Collected data entries:
------

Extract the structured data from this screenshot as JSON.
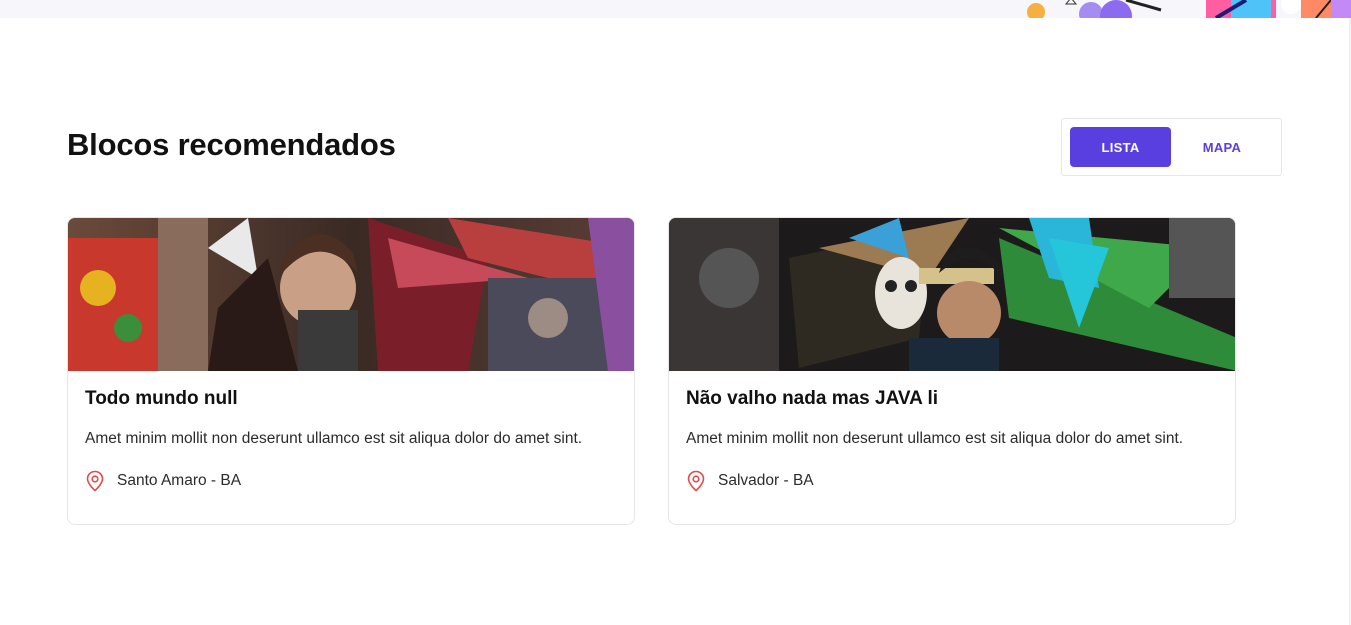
{
  "page": {
    "title": "Blocos recomendados"
  },
  "view_toggle": {
    "list_label": "LISTA",
    "map_label": "MAPA",
    "active": "LISTA",
    "accent_color": "#5a3fe0"
  },
  "cards": [
    {
      "title": "Todo mundo null",
      "description": "Amet minim mollit non deserunt ullamco est sit aliqua dolor do amet sint.",
      "location": "Santo Amaro - BA",
      "location_icon": "map-pin-icon"
    },
    {
      "title": "Não valho nada mas JAVA li",
      "description": "Amet minim mollit non deserunt ullamco est sit aliqua dolor do amet sint.",
      "location": "Salvador - BA",
      "location_icon": "map-pin-icon"
    }
  ]
}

------

To do: Scan the records above for the string "title", then select every line that holds it.

Response below:
    "title": "Blocos recomendados"
      "title": "Todo mundo null",
      "title": "Não valho nada mas JAVA li",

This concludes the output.